Stored entries

--

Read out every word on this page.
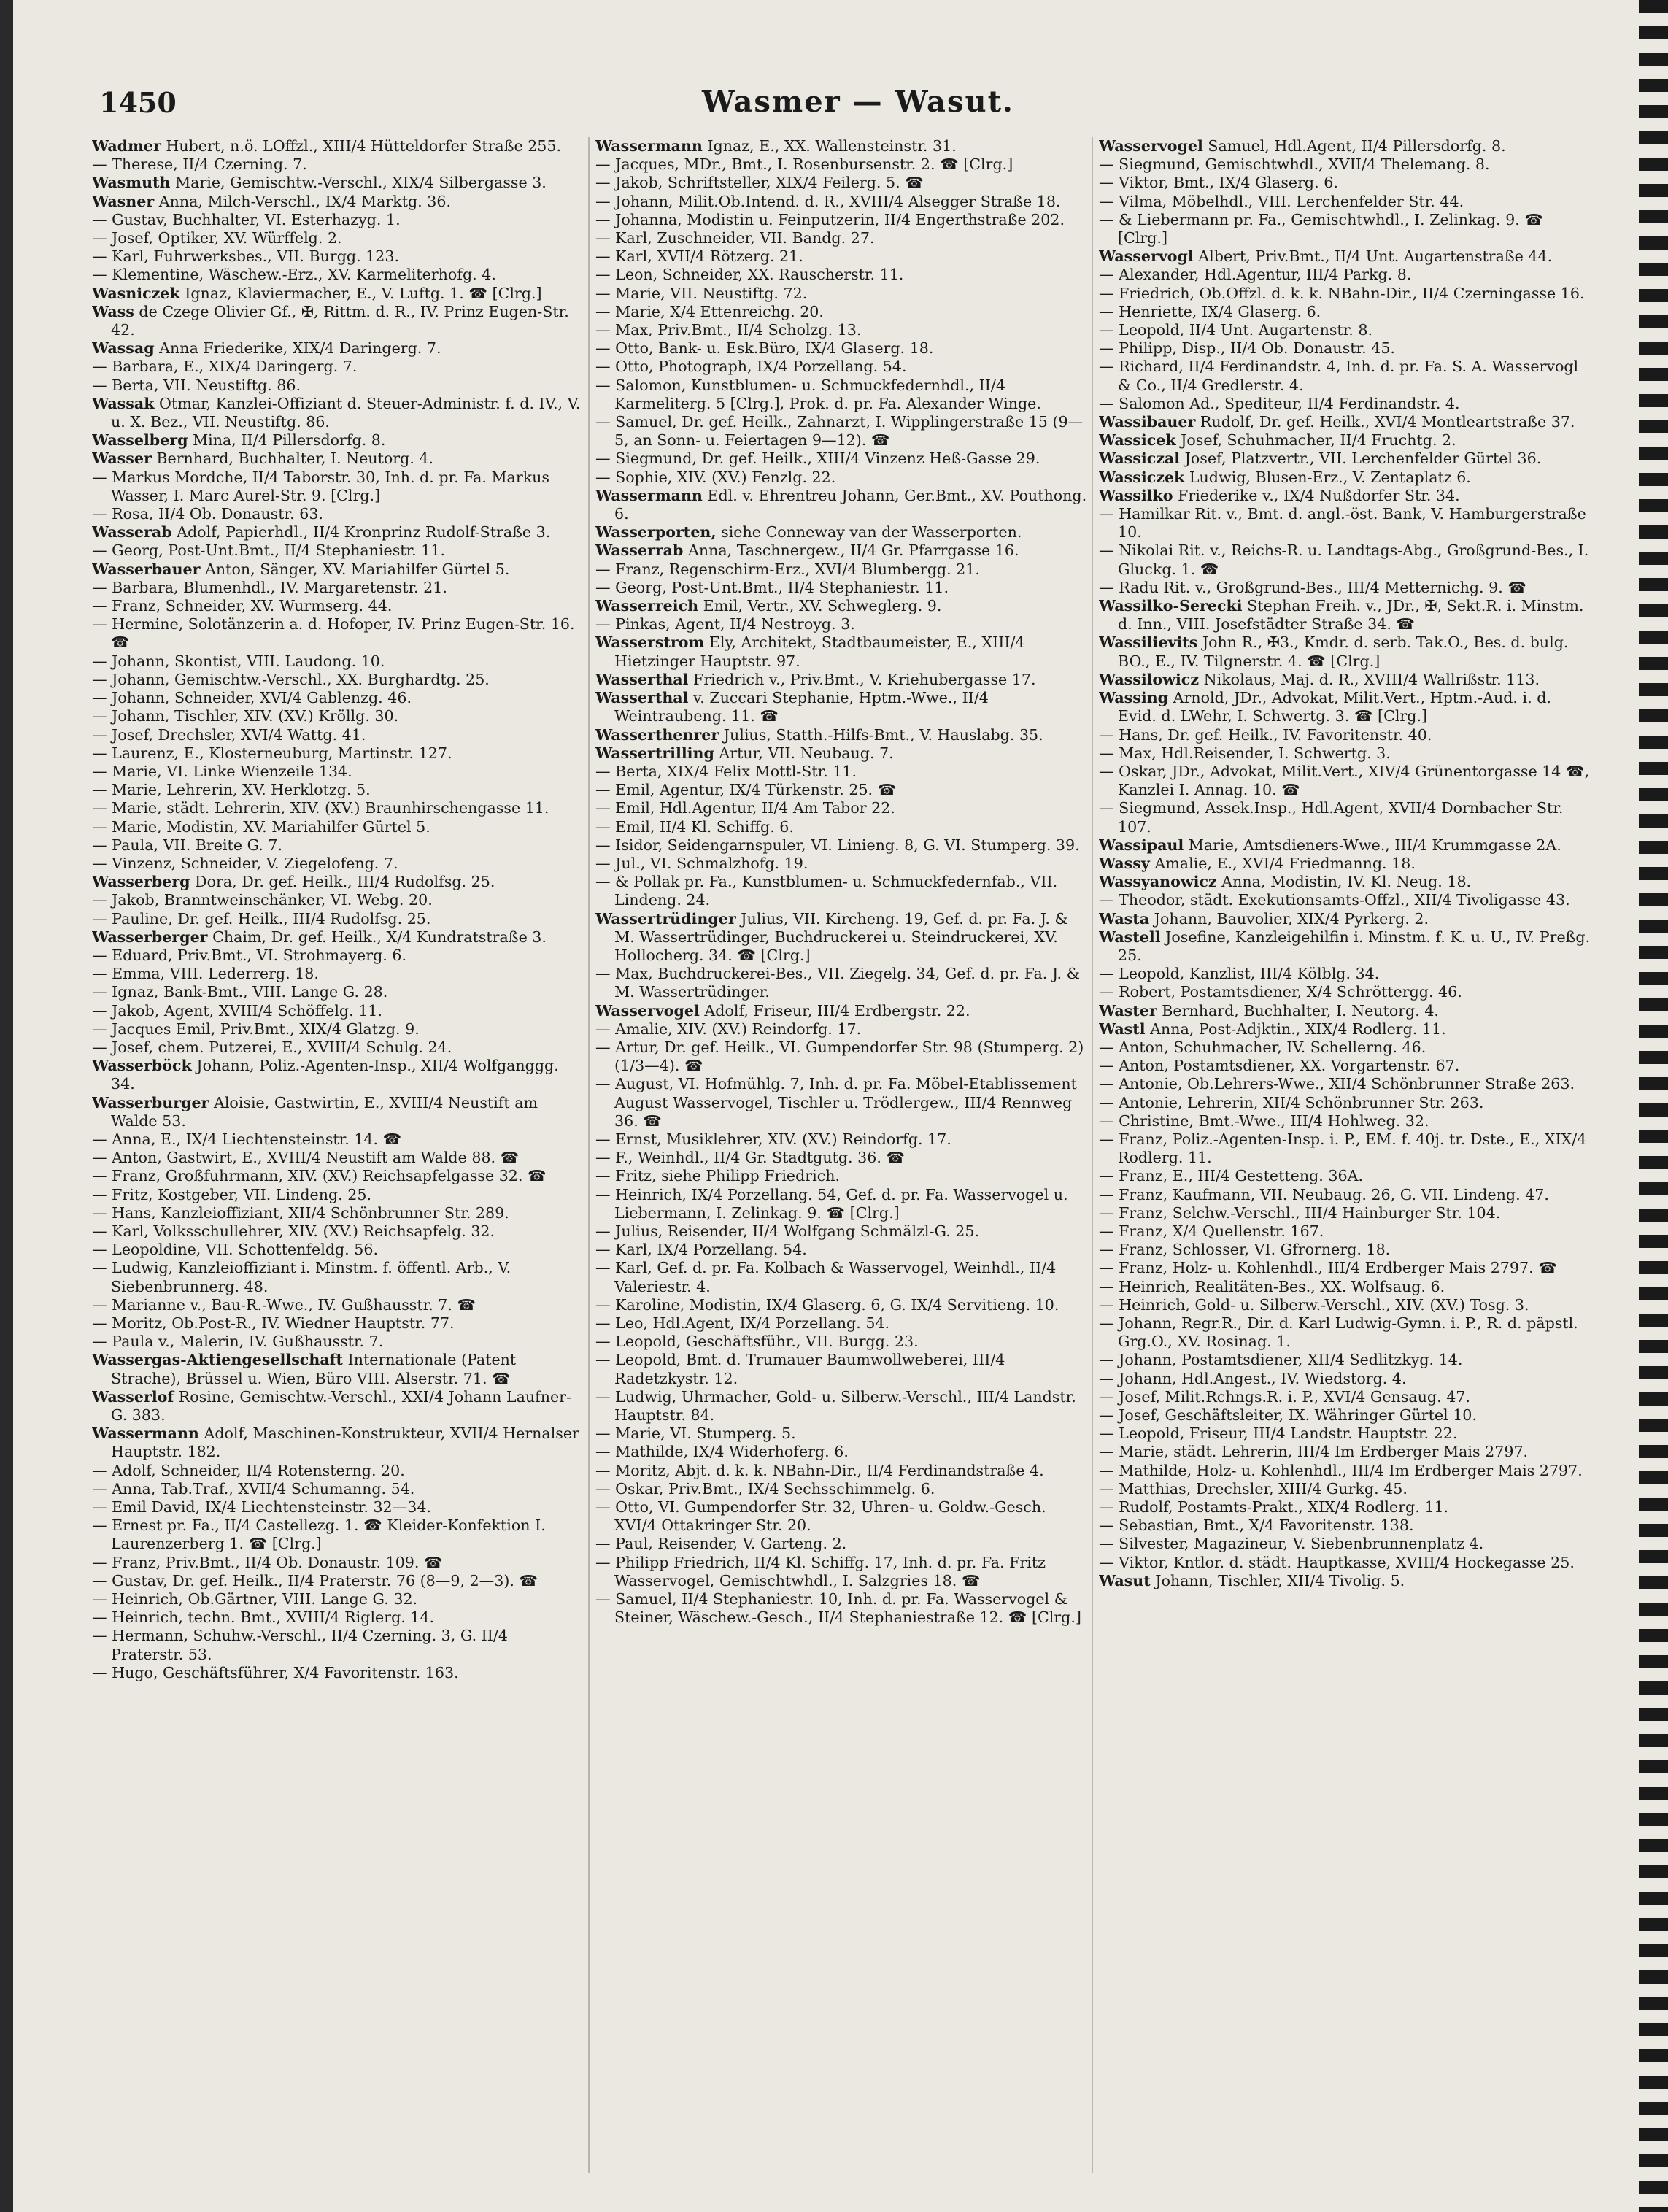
1450	Wasmer — Wasut.

Wadmer Hubert, n.ö. LOffzl., XIII/4 Hütteldorfer Straße 255.

— Therese, II/4 Czerning. 7.

Wasmuth Marie, Gemischtw.-Verschl., XIX/4 Silbergasse 3.

Wasner Anna, Milch-Verschl., IX/4 Marktg. 36.

— Gustav, Buchhalter, VI. Esterhazyg. 1.

— Josef, Optiker, XV. Würffelg. 2.

— Karl, Fuhrwerksbes., VII. Burgg. 123.

— Klementine, Wäschew.-Erz., XV. Karmeliterhofg. 4.

Wasniczek Ignaz, Klaviermacher, E., V. Luftg. 1. ☎ [Clrg.]

Wass de Czege Olivier Gf., ✠, Rittm. d. R., IV. Prinz Eugen-Str. 42.

Wassag Anna Friederike, XIX/4 Daringerg. 7.

— Barbara, E., XIX/4 Daringerg. 7.

— Berta, VII. Neustiftg. 86.

Wassak Otmar, Kanzlei-Offiziant d. Steuer-Administr. f. d. IV., V. u. X. Bez., VII. Neustiftg. 86.

Wasselberg Mina, II/4 Pillersdorfg. 8.

Wasser Bernhard, Buchhalter, I. Neutorg. 4.

— Markus Mordche, II/4 Taborstr. 30, Inh. d. pr. Fa. Markus Wasser, I. Marc Aurel-Str. 9. [Clrg.]

— Rosa, II/4 Ob. Donaustr. 63.

Wasserab Adolf, Papierhdl., II/4 Kronprinz Rudolf-Straße 3.

— Georg, Post-Unt.Bmt., II/4 Stephaniestr. 11.

Wasserbauer Anton, Sänger, XV. Mariahilfer Gürtel 5.

— Barbara, Blumenhdl., IV. Margaretenstr. 21.

— Franz, Schneider, XV. Wurmserg. 44.

— Hermine, Solotänzerin a. d. Hofoper, IV. Prinz Eugen-Str. 16. ☎

— Johann, Skontist, VIII. Laudong. 10.

— Johann, Gemischtw.-Verschl., XX. Burghardtg. 25.

— Johann, Schneider, XVI/4 Gablenzg. 46.

— Johann, Tischler, XIV. (XV.) Kröllg. 30.

— Josef, Drechsler, XVI/4 Wattg. 41.

— Laurenz, E., Klosterneuburg, Martinstr. 127.

— Marie, VI. Linke Wienzeile 134.

— Marie, Lehrerin, XV. Herklotzg. 5.

— Marie, städt. Lehrerin, XIV. (XV.) Braunhirschengasse 11.

— Marie, Modistin, XV. Mariahilfer Gürtel 5.

— Paula, VII. Breite G. 7.

— Vinzenz, Schneider, V. Ziegelofeng. 7.

Wasserberg Dora, Dr. gef. Heilk., III/4 Rudolfsg. 25.

— Jakob, Branntweinschänker, VI. Webg. 20.

— Pauline, Dr. gef. Heilk., III/4 Rudolfsg. 25.

Wasserberger Chaim, Dr. gef. Heilk., X/4 Kundratstraße 3.

— Eduard, Priv.Bmt., VI. Strohmayerg. 6.

— Emma, VIII. Lederrerg. 18.

— Ignaz, Bank-Bmt., VIII. Lange G. 28.

— Jakob, Agent, XVIII/4 Schöffelg. 11.

— Jacques Emil, Priv.Bmt., XIX/4 Glatzg. 9.

— Josef, chem. Putzerei, E., XVIII/4 Schulg. 24.

Wasserböck Johann, Poliz.-Agenten-Insp., XII/4 Wolfganggg. 34.

Wasserburger Aloisie, Gastwirtin, E., XVIII/4 Neustift am Walde 53.

— Anna, E., IX/4 Liechtensteinstr. 14. ☎

— Anton, Gastwirt, E., XVIII/4 Neustift am Walde 88. ☎

— Franz, Großfuhrmann, XIV. (XV.) Reichsapfelgasse 32. ☎

— Fritz, Kostgeber, VII. Lindeng. 25.

— Hans, Kanzleioffiziant, XII/4 Schönbrunner Str. 289.

— Karl, Volksschullehrer, XIV. (XV.) Reichsapfelg. 32.

— Leopoldine, VII. Schottenfeldg. 56.

— Ludwig, Kanzleioffiziant i. Minstm. f. öffentl. Arb., V. Siebenbrunnerg. 48.

— Marianne v., Bau-R.-Wwe., IV. Gußhausstr. 7. ☎

— Moritz, Ob.Post-R., IV. Wiedner Hauptstr. 77.

— Paula v., Malerin, IV. Gußhausstr. 7.

Wassergas-Aktiengesellschaft Internationale (Patent Strache), Brüssel u. Wien, Büro VIII. Alserstr. 71. ☎

Wasserlof Rosine, Gemischtw.-Verschl., XXI/4 Johann Laufner-G. 383.

Wassermann Adolf, Maschinen-Konstrukteur, XVII/4 Hernalser Hauptstr. 182.

— Adolf, Schneider, II/4 Rotensterng. 20.

— Anna, Tab.Traf., XVII/4 Schumanng. 54.

— Emil David, IX/4 Liechtensteinstr. 32—34.

— Ernest pr. Fa., II/4 Castellezg. 1. ☎ Kleider-Konfektion I. Laurenzerberg 1. ☎ [Clrg.]

— Franz, Priv.Bmt., II/4 Ob. Donaustr. 109. ☎

— Gustav, Dr. gef. Heilk., II/4 Praterstr. 76 (8—9, 2—3). ☎

— Heinrich, Ob.Gärtner, VIII. Lange G. 32.

— Heinrich, techn. Bmt., XVIII/4 Riglerg. 14.

— Hermann, Schuhw.-Verschl., II/4 Czerning. 3, G. II/4 Praterstr. 53.

— Hugo, Geschäftsführer, X/4 Favoritenstr. 163.

Wassermann Ignaz, E., XX. Wallensteinstr. 31.

— Jacques, MDr., Bmt., I. Rosenbursenstr. 2. ☎ [Clrg.]

— Jakob, Schriftsteller, XIX/4 Feilerg. 5. ☎

— Johann, Milit.Ob.Intend. d. R., XVIII/4 Alsegger Straße 18.

— Johanna, Modistin u. Feinputzerin, II/4 Engerthstraße 202.

— Karl, Zuschneider, VII. Bandg. 27.

— Karl, XVII/4 Rötzerg. 21.

— Leon, Schneider, XX. Rauscherstr. 11.

— Marie, VII. Neustiftg. 72.

— Marie, X/4 Ettenreichg. 20.

— Max, Priv.Bmt., II/4 Scholzg. 13.

— Otto, Bank- u. Esk.Büro, IX/4 Glaserg. 18.

— Otto, Photograph, IX/4 Porzellang. 54.

— Salomon, Kunstblumen- u. Schmuckfedernhdl., II/4 Karmeliterg. 5 [Clrg.], Prok. d. pr. Fa. Alexander Winge.

— Samuel, Dr. gef. Heilk., Zahnarzt, I. Wipplingerstraße 15 (9—5, an Sonn- u. Feiertagen 9—12). ☎

— Siegmund, Dr. gef. Heilk., XIII/4 Vinzenz Heß-Gasse 29.

— Sophie, XIV. (XV.) Fenzlg. 22.

Wassermann Edl. v. Ehrentreu Johann, Ger.Bmt., XV. Pouthong. 6.

Wasserporten, siehe Conneway van der Wasserporten.

Wasserrab Anna, Taschnergew., II/4 Gr. Pfarrgasse 16.

— Franz, Regenschirm-Erz., XVI/4 Blumbergg. 21.

— Georg, Post-Unt.Bmt., II/4 Stephaniestr. 11.

Wasserreich Emil, Vertr., XV. Schweglerg. 9.

— Pinkas, Agent, II/4 Nestroyg. 3.

Wasserstrom Ely, Architekt, Stadtbaumeister, E., XIII/4 Hietzinger Hauptstr. 97.

Wasserthal Friedrich v., Priv.Bmt., V. Kriehubergasse 17.

Wasserthal v. Zuccari Stephanie, Hptm.-Wwe., II/4 Weintraubeng. 11. ☎

Wasserthenrer Julius, Statth.-Hilfs-Bmt., V. Hauslabg. 35.

Wassertrilling Artur, VII. Neubaug. 7.

— Berta, XIX/4 Felix Mottl-Str. 11.

— Emil, Agentur, IX/4 Türkenstr. 25. ☎

— Emil, Hdl.Agentur, II/4 Am Tabor 22.

— Emil, II/4 Kl. Schiffg. 6.

— Isidor, Seidengarnspuler, VI. Linieng. 8, G. VI. Stumperg. 39.

— Jul., VI. Schmalzhofg. 19.

— & Pollak pr. Fa., Kunstblumen- u. Schmuckfedernfab., VII. Lindeng. 24.

Wassertrüdinger Julius, VII. Kircheng. 19, Gef. d. pr. Fa. J. & M. Wassertrüdinger, Buchdruckerei u. Steindruckerei, XV. Hollocherg. 34. ☎ [Clrg.]

— Max, Buchdruckerei-Bes., VII. Ziegelg. 34, Gef. d. pr. Fa. J. & M. Wassertrüdinger.

Wasservogel Adolf, Friseur, III/4 Erdbergstr. 22.

— Amalie, XIV. (XV.) Reindorfg. 17.

— Artur, Dr. gef. Heilk., VI. Gumpendorfer Str. 98 (Stumperg. 2) (1/3—4). ☎

— August, VI. Hofmühlg. 7, Inh. d. pr. Fa. Möbel-Etablissement August Wasservogel, Tischler u. Trödlergew., III/4 Rennweg 36. ☎

— Ernst, Musiklehrer, XIV. (XV.) Reindorfg. 17.

— F., Weinhdl., II/4 Gr. Stadtgutg. 36. ☎

— Fritz, siehe Philipp Friedrich.

— Heinrich, IX/4 Porzellang. 54, Gef. d. pr. Fa. Wasservogel u. Liebermann, I. Zelinkag. 9. ☎ [Clrg.]

— Julius, Reisender, II/4 Wolfgang Schmälzl-G. 25.

— Karl, IX/4 Porzellang. 54.

— Karl, Gef. d. pr. Fa. Kolbach & Wasservogel, Weinhdl., II/4 Valeriestr. 4.

— Karoline, Modistin, IX/4 Glaserg. 6, G. IX/4 Servitieng. 10.

— Leo, Hdl.Agent, IX/4 Porzellang. 54.

— Leopold, Geschäftsführ., VII. Burgg. 23.

— Leopold, Bmt. d. Trumauer Baumwollweberei, III/4 Radetzkystr. 12.

— Ludwig, Uhrmacher, Gold- u. Silberw.-Verschl., III/4 Landstr. Hauptstr. 84.

— Marie, VI. Stumperg. 5.

— Mathilde, IX/4 Widerhoferg. 6.

— Moritz, Abjt. d. k. k. NBahn-Dir., II/4 Ferdinandstraße 4.

— Oskar, Priv.Bmt., IX/4 Sechsschimmelg. 6.

— Otto, VI. Gumpendorfer Str. 32, Uhren- u. Goldw.-Gesch. XVI/4 Ottakringer Str. 20.

— Paul, Reisender, V. Garteng. 2.

— Philipp Friedrich, II/4 Kl. Schiffg. 17, Inh. d. pr. Fa. Fritz Wasservogel, Gemischtwhdl., I. Salzgries 18. ☎

— Samuel, II/4 Stephaniestr. 10, Inh. d. pr. Fa. Wasservogel & Steiner, Wäschew.-Gesch., II/4 Stephaniestraße 12. ☎ [Clrg.]

Wasservogel Samuel, Hdl.Agent, II/4 Pillersdorfg. 8.

— Siegmund, Gemischtwhdl., XVII/4 Thelemang. 8.

— Viktor, Bmt., IX/4 Glaserg. 6.

— Vilma, Möbelhdl., VIII. Lerchenfelder Str. 44.

— & Liebermann pr. Fa., Gemischtwhdl., I. Zelinkag. 9. ☎ [Clrg.]

Wasservogl Albert, Priv.Bmt., II/4 Unt. Augartenstraße 44.

— Alexander, Hdl.Agentur, III/4 Parkg. 8.

— Friedrich, Ob.Offzl. d. k. k. NBahn-Dir., II/4 Czerningasse 16.

— Henriette, IX/4 Glaserg. 6.

— Leopold, II/4 Unt. Augartenstr. 8.

— Philipp, Disp., II/4 Ob. Donaustr. 45.

— Richard, II/4 Ferdinandstr. 4, Inh. d. pr. Fa. S. A. Wasservogl & Co., II/4 Gredlerstr. 4.

— Salomon Ad., Spediteur, II/4 Ferdinandstr. 4.

Wassibauer Rudolf, Dr. gef. Heilk., XVI/4 Montleartstraße 37.

Wassicek Josef, Schuhmacher, II/4 Fruchtg. 2.

Wassiczal Josef, Platzvertr., VII. Lerchenfelder Gürtel 36.

Wassiczek Ludwig, Blusen-Erz., V. Zentaplatz 6.

Wassilko Friederike v., IX/4 Nußdorfer Str. 34.

— Hamilkar Rit. v., Bmt. d. angl.-öst. Bank, V. Hamburgerstraße 10.

— Nikolai Rit. v., Reichs-R. u. Landtags-Abg., Großgrund-Bes., I. Gluckg. 1. ☎

— Radu Rit. v., Großgrund-Bes., III/4 Metternichg. 9. ☎

Wassilko-Serecki Stephan Freih. v., JDr., ✠, Sekt.R. i. Minstm. d. Inn., VIII. Josefstädter Straße 34. ☎

Wassilievits John R., ✠3., Kmdr. d. serb. Tak.O., Bes. d. bulg. BO., E., IV. Tilgnerstr. 4. ☎ [Clrg.]

Wassilowicz Nikolaus, Maj. d. R., XVIII/4 Wallrißstr. 113.

Wassing Arnold, JDr., Advokat, Milit.Vert., Hptm.-Aud. i. d. Evid. d. LWehr, I. Schwertg. 3. ☎ [Clrg.]

— Hans, Dr. gef. Heilk., IV. Favoritenstr. 40.

— Max, Hdl.Reisender, I. Schwertg. 3.

— Oskar, JDr., Advokat, Milit.Vert., XIV/4 Grünentorgasse 14 ☎, Kanzlei I. Annag. 10. ☎

— Siegmund, Assek.Insp., Hdl.Agent, XVII/4 Dornbacher Str. 107.

Wassipaul Marie, Amtsdieners-Wwe., III/4 Krummgasse 2A.

Wassy Amalie, E., XVI/4 Friedmanng. 18.

Wassyanowicz Anna, Modistin, IV. Kl. Neug. 18.

— Theodor, städt. Exekutionsamts-Offzl., XII/4 Tivoligasse 43.

Wasta Johann, Bauvolier, XIX/4 Pyrkerg. 2.

Wastell Josefine, Kanzleigehilfin i. Minstm. f. K. u. U., IV. Preßg. 25.

— Leopold, Kanzlist, III/4 Kölblg. 34.

— Robert, Postamtsdiener, X/4 Schröttergg. 46.

Waster Bernhard, Buchhalter, I. Neutorg. 4.

Wastl Anna, Post-Adjktin., XIX/4 Rodlerg. 11.

— Anton, Schuhmacher, IV. Schellerng. 46.

— Anton, Postamtsdiener, XX. Vorgartenstr. 67.

— Antonie, Ob.Lehrers-Wwe., XII/4 Schönbrunner Straße 263.

— Antonie, Lehrerin, XII/4 Schönbrunner Str. 263.

— Christine, Bmt.-Wwe., III/4 Hohlweg. 32.

— Franz, Poliz.-Agenten-Insp. i. P., EM. f. 40j. tr. Dste., E., XIX/4 Rodlerg. 11.

— Franz, E., III/4 Gestetteng. 36A.

— Franz, Kaufmann, VII. Neubaug. 26, G. VII. Lindeng. 47.

— Franz, Selchw.-Verschl., III/4 Hainburger Str. 104.

— Franz, X/4 Quellenstr. 167.

— Franz, Schlosser, VI. Gfrornerg. 18.

— Franz, Holz- u. Kohlenhdl., III/4 Erdberger Mais 2797. ☎

— Heinrich, Realitäten-Bes., XX. Wolfsaug. 6.

— Heinrich, Gold- u. Silberw.-Verschl., XIV. (XV.) Tosg. 3.

— Johann, Regr.R., Dir. d. Karl Ludwig-Gymn. i. P., R. d. päpstl. Grg.O., XV. Rosinag. 1.

— Johann, Postamtsdiener, XII/4 Sedlitzkyg. 14.

— Johann, Hdl.Angest., IV. Wiedstorg. 4.

— Josef, Milit.Rchngs.R. i. P., XVI/4 Gensaug. 47.

— Josef, Geschäftsleiter, IX. Währinger Gürtel 10.

— Leopold, Friseur, III/4 Landstr. Hauptstr. 22.

— Marie, städt. Lehrerin, III/4 Im Erdberger Mais 2797.

— Mathilde, Holz- u. Kohlenhdl., III/4 Im Erdberger Mais 2797.

— Matthias, Drechsler, XIII/4 Gurkg. 45.

— Rudolf, Postamts-Prakt., XIX/4 Rodlerg. 11.

— Sebastian, Bmt., X/4 Favoritenstr. 138.

— Silvester, Magazineur, V. Siebenbrunnenplatz 4.

— Viktor, Kntlor. d. städt. Hauptkasse, XVIII/4 Hockegasse 25.

Wasut Johann, Tischler, XII/4 Tivolig. 5.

--

Select every line of the material above holding the word "Favoritenstr" and copy it.

— Hugo, Geschäftsführer, X/4 Favoritenstr. 163.
— Hans, Dr. gef. Heilk., IV. Favoritenstr. 40.
— Sebastian, Bmt., X/4 Favoritenstr. 138.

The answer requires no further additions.